(Stored data entries)
■ ■ ■ ■ ■ ■ ■
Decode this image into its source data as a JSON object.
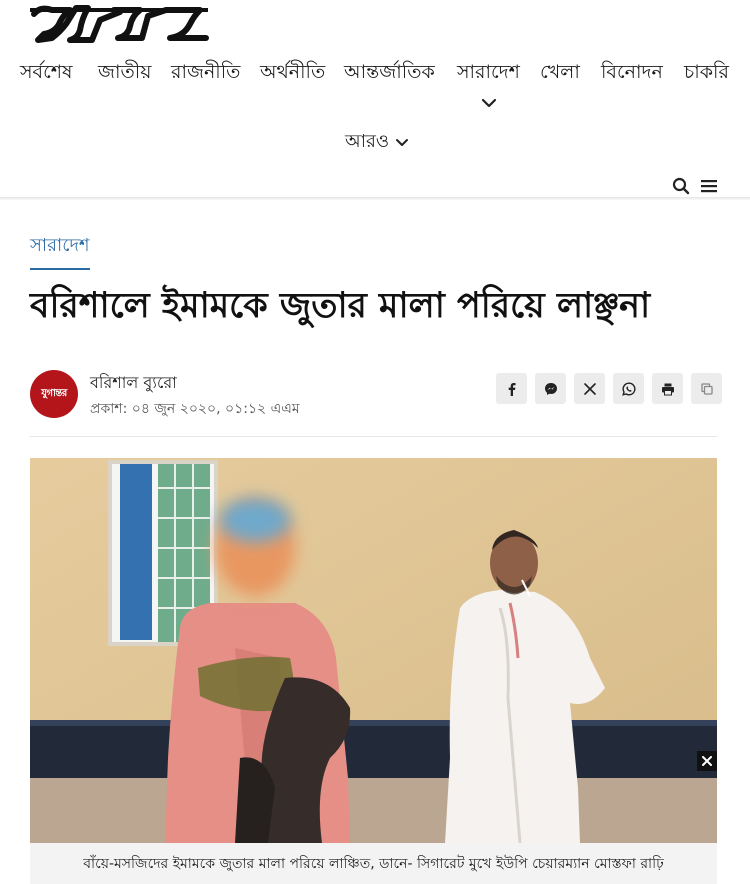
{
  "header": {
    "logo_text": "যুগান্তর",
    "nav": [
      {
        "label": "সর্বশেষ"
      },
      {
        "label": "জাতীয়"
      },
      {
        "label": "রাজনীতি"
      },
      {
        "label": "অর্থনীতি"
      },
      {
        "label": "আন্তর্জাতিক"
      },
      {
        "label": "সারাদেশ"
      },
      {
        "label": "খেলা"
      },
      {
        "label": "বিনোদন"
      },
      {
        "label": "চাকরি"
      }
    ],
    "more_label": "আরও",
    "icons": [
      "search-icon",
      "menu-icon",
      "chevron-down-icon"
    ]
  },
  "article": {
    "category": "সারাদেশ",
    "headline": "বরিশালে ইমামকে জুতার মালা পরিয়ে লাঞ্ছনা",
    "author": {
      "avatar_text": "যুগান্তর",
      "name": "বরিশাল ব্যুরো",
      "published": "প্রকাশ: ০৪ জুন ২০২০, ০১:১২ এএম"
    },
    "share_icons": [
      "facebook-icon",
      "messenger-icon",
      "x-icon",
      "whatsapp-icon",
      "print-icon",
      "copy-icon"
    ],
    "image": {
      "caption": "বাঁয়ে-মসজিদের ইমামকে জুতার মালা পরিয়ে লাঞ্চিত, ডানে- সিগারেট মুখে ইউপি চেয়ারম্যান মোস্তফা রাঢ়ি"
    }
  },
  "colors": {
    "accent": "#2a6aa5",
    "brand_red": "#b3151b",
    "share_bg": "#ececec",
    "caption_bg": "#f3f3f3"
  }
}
■ ■ ■ ■ ■ ■ ■
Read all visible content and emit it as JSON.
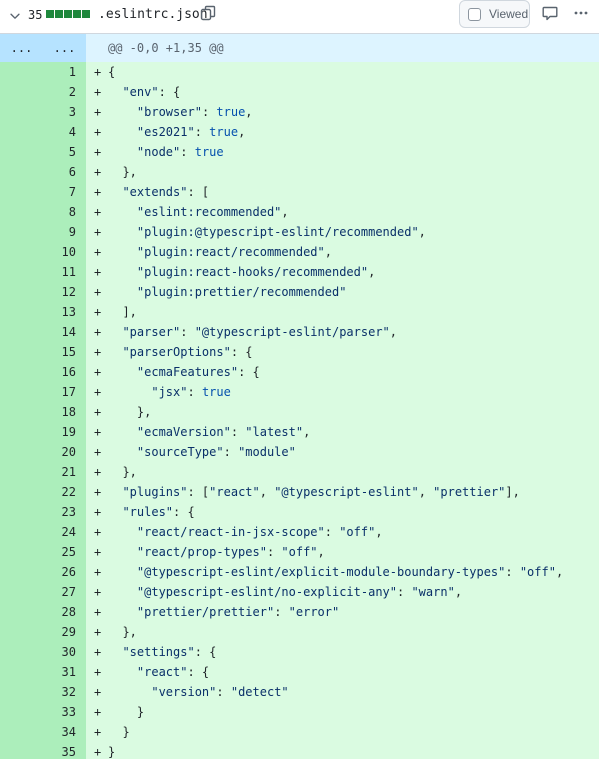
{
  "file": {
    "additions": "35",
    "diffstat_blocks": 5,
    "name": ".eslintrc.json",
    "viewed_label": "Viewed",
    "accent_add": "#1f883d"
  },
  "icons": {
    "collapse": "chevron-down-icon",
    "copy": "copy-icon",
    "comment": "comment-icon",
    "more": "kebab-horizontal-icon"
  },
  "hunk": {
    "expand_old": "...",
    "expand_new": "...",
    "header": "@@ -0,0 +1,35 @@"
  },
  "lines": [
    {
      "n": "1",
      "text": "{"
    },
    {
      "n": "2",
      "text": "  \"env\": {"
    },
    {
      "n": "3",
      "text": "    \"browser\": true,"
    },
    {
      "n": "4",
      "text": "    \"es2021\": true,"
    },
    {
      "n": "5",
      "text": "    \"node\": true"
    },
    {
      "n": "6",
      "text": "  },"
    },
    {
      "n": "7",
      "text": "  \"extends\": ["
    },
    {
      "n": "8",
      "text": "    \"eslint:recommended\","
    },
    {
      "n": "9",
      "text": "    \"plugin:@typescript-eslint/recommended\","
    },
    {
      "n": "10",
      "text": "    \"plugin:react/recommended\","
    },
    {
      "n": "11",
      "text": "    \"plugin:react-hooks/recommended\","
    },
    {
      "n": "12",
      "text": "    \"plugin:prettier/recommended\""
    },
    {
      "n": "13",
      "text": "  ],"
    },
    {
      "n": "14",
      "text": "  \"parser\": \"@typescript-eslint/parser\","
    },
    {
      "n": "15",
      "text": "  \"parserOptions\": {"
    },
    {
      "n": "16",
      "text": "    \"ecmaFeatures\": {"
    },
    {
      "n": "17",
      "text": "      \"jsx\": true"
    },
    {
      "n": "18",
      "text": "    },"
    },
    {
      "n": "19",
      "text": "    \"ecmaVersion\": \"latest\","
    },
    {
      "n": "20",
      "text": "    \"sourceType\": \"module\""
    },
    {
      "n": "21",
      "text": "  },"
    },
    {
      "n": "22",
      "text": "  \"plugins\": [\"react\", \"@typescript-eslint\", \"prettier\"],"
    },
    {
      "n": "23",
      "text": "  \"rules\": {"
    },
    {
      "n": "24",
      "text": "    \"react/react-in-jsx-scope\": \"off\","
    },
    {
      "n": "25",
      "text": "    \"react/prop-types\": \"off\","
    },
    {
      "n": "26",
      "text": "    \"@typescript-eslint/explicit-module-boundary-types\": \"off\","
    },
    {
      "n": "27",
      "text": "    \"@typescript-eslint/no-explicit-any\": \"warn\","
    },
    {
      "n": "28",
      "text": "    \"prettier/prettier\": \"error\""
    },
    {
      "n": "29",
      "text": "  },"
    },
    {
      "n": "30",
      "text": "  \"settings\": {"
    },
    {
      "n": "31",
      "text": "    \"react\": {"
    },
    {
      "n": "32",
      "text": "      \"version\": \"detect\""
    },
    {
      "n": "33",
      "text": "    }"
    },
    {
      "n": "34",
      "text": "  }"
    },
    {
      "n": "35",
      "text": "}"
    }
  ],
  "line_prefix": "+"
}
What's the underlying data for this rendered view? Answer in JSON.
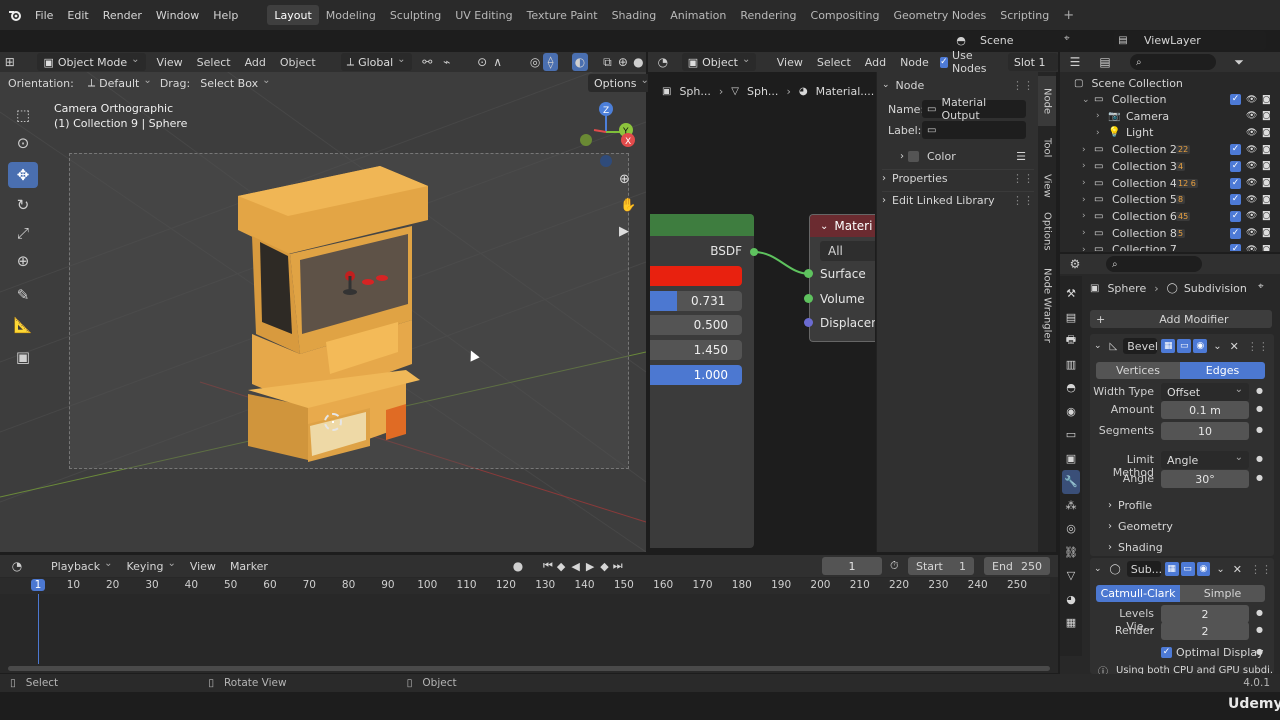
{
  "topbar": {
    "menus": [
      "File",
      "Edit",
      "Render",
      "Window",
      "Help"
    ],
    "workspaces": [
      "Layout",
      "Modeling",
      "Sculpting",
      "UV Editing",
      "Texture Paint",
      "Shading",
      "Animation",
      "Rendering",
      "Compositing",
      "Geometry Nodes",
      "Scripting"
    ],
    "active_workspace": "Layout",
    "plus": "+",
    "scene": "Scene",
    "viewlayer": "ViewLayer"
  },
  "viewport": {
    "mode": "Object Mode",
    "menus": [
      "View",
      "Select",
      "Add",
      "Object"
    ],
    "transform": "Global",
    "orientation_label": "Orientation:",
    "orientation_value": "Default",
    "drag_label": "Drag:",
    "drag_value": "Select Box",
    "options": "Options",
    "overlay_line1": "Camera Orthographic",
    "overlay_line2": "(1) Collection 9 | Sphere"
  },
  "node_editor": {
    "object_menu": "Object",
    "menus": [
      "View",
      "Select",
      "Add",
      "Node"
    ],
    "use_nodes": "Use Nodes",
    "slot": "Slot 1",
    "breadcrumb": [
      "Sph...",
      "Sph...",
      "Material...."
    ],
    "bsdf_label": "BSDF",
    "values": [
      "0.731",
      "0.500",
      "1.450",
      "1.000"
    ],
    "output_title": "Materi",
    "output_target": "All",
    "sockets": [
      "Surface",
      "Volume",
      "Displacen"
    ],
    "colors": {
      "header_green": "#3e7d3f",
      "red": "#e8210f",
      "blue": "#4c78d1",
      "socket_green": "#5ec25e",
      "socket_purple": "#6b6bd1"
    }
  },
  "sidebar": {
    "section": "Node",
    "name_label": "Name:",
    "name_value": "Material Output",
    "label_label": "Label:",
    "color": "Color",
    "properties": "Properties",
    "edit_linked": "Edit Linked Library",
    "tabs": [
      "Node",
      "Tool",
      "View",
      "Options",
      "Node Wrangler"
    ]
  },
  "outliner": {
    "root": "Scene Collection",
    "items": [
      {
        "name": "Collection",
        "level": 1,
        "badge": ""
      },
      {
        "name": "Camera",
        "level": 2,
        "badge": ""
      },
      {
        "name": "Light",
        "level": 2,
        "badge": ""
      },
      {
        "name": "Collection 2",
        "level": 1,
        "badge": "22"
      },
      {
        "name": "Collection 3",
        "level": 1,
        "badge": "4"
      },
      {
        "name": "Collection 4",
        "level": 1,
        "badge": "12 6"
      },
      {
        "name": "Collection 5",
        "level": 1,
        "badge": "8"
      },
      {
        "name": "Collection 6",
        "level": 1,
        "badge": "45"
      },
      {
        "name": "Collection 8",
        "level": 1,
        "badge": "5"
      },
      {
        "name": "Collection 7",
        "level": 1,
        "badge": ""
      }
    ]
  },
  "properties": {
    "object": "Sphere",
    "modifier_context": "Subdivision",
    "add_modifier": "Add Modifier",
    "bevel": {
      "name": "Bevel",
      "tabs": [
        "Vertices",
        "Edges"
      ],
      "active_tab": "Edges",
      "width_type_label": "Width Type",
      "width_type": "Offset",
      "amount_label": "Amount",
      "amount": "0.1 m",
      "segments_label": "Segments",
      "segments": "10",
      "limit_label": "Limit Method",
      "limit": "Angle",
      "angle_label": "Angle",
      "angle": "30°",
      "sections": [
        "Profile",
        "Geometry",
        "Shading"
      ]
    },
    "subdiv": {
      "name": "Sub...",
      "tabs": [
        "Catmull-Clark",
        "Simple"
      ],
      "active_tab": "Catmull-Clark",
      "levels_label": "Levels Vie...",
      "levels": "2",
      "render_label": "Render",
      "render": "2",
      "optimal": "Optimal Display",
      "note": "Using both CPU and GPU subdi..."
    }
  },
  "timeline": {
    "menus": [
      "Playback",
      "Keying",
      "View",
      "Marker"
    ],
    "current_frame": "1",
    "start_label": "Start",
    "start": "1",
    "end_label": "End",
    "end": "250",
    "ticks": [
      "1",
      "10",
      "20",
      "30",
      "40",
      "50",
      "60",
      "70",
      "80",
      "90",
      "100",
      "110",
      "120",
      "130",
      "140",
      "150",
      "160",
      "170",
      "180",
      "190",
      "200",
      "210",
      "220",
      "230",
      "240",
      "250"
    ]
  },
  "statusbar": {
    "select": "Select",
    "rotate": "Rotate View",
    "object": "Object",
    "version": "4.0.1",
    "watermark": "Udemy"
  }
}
■ ■ ■ ■ ■ ■ ■
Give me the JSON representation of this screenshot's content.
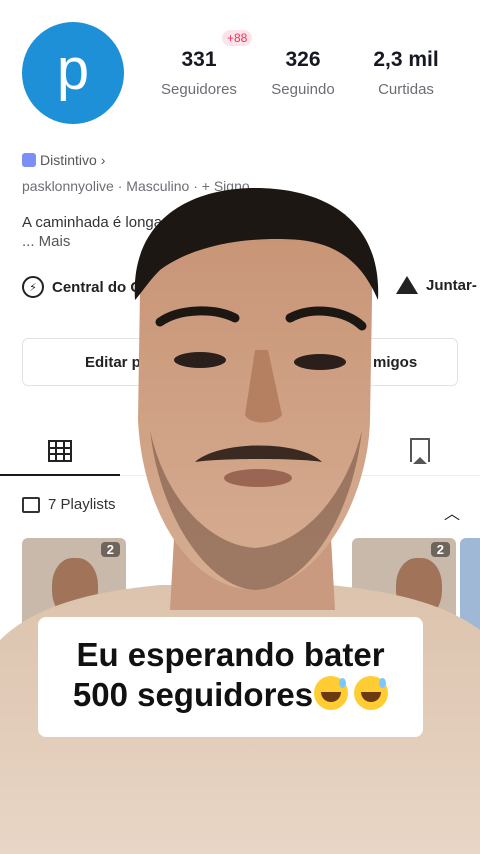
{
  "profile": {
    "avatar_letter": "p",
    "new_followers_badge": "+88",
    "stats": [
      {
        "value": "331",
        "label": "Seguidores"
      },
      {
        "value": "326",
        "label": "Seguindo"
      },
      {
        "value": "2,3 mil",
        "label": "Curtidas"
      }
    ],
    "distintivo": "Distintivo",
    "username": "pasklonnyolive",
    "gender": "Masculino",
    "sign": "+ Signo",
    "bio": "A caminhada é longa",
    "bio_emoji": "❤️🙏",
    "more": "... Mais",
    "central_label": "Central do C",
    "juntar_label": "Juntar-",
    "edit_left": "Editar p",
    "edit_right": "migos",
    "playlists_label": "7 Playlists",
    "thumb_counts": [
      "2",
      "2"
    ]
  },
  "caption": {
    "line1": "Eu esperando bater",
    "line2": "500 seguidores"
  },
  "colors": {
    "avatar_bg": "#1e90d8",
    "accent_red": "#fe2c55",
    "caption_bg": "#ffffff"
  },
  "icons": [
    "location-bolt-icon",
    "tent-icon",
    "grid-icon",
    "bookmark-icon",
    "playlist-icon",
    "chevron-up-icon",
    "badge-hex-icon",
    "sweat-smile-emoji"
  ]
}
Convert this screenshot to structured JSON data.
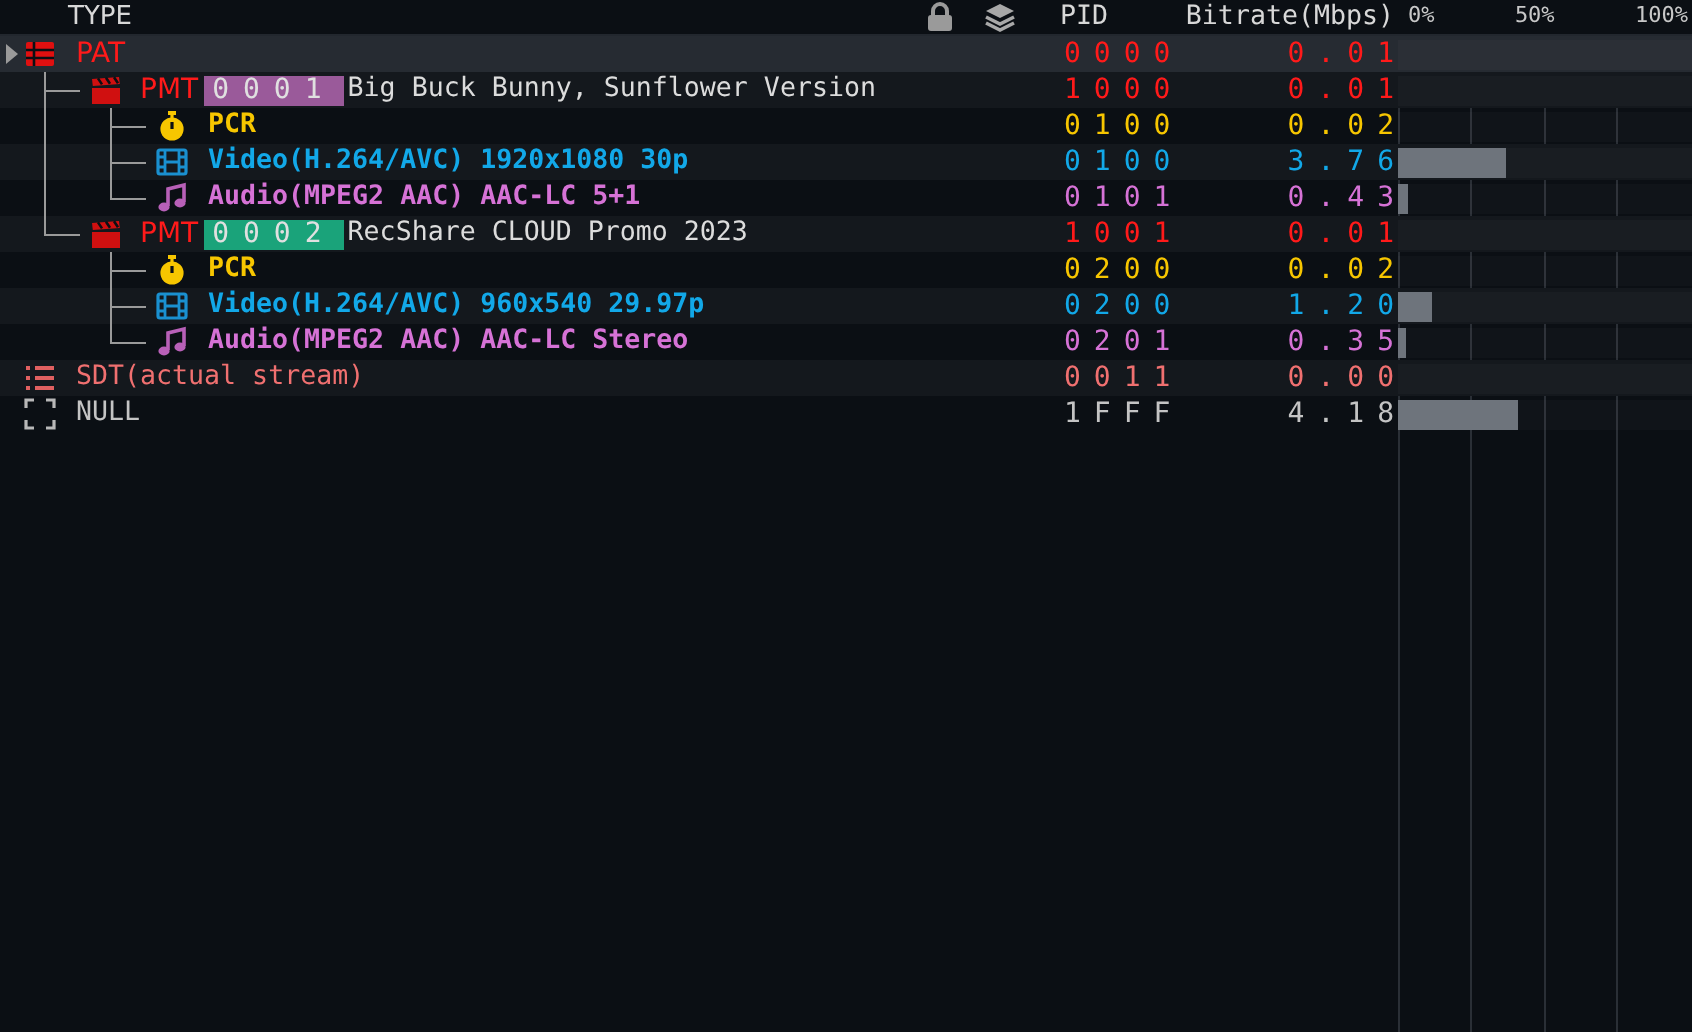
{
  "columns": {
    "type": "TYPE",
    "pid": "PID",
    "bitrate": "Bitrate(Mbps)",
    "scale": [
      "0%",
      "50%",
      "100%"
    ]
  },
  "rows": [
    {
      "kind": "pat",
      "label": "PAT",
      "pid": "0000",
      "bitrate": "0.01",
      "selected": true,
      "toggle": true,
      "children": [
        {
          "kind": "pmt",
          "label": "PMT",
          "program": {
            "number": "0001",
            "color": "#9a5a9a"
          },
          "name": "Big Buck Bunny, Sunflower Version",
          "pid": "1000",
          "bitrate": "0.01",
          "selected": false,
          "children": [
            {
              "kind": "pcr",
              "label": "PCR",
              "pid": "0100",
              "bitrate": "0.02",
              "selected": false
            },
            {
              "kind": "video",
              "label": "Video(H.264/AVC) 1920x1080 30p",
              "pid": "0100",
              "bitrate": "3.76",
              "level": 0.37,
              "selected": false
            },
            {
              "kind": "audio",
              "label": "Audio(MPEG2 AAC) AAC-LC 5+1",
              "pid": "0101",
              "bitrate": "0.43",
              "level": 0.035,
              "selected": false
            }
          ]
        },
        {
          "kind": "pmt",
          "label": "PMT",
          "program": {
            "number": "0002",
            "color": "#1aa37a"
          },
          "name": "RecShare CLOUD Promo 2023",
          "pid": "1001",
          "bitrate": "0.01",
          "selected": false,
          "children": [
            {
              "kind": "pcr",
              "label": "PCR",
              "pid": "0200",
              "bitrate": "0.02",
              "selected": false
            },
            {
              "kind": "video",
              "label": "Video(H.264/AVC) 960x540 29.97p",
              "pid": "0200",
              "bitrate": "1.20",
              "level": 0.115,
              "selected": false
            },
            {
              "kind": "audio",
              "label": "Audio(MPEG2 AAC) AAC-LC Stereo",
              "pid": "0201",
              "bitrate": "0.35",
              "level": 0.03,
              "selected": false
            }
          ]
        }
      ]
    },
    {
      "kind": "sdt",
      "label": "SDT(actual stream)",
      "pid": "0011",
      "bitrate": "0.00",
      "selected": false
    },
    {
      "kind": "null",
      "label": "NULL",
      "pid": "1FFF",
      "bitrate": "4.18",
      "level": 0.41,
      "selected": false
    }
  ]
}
■ ■ ■ ■ ■ ■ ■
Task prompt>
Pull out all lines containing "recommended".

Reply to the task>
      "text": "    \"eslint:recommended\","
      "text": "    \"plugin:@typescript-eslint/recommended\","
      "text": "    \"plugin:react/recommended\","
      "text": "    \"plugin:react-hooks/recommended\","
      "text": "    \"plugin:prettier/recommended\""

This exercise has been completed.